▶ WHAT YOU NEED TO DO
Do not include the pictures; repeat the rest of the data exactly.

▶ THE INPUT
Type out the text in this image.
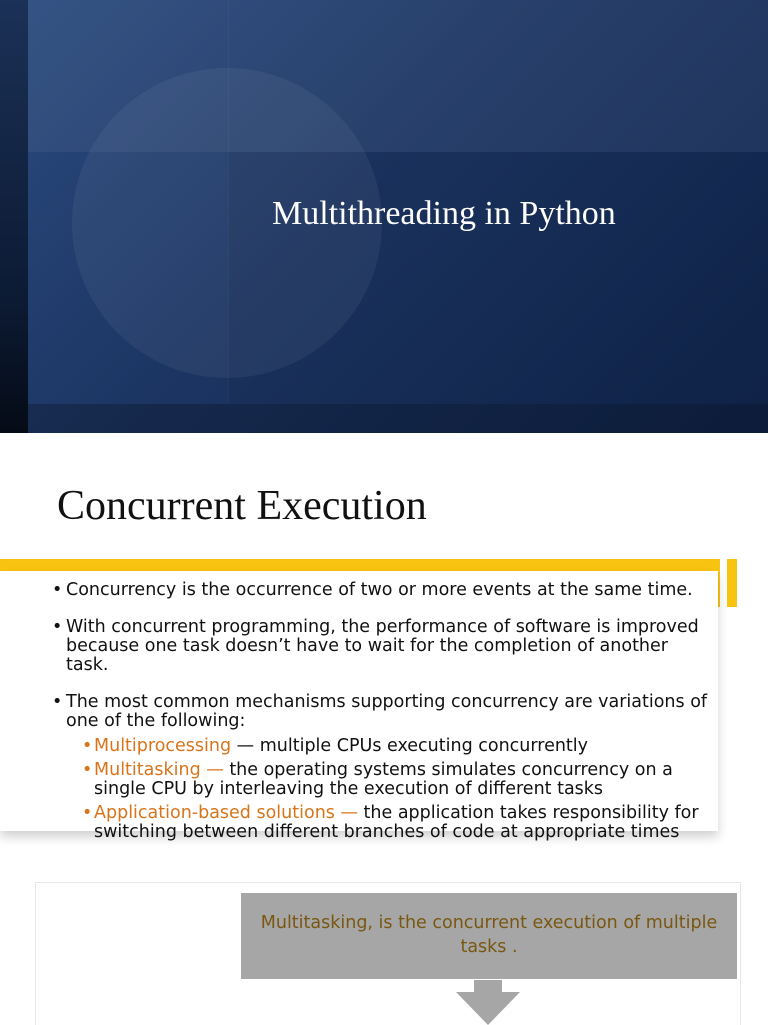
Multithreading in Python
Concurrent Execution
• Concurrency is the occurrence of two or more events at the same time.
• With concurrent programming, the performance of software is improved because one task doesn’t have to wait for the completion of another task.
• The most common mechanisms supporting concurrency are variations of one of the following:
• Multiprocessing — multiple CPUs executing concurrently
• Multitasking — the operating systems simulates concurrency on a single CPU by interleaving the execution of different tasks
• Application-based solutions — the application takes responsibility for switching between different branches of code at appropriate times
Multitasking, is the concurrent execution of multiple tasks .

▶ RESPONSE TO THIS TASK
Type out the text in this image.
Multithreading in Python
Concurrent Execution
• Concurrency is the occurrence of two or more events at the same time.
• With concurrent programming, the performance of software is improved because one task doesn’t have to wait for the completion of another task.
• The most common mechanisms supporting concurrency are variations of one of the following:
• Multiprocessing — multiple CPUs executing concurrently
• Multitasking — the operating systems simulates concurrency on a single CPU by interleaving the execution of different tasks
• Application-based solutions — the application takes responsibility for switching between different branches of code at appropriate times
Multitasking, is the concurrent execution of multiple tasks .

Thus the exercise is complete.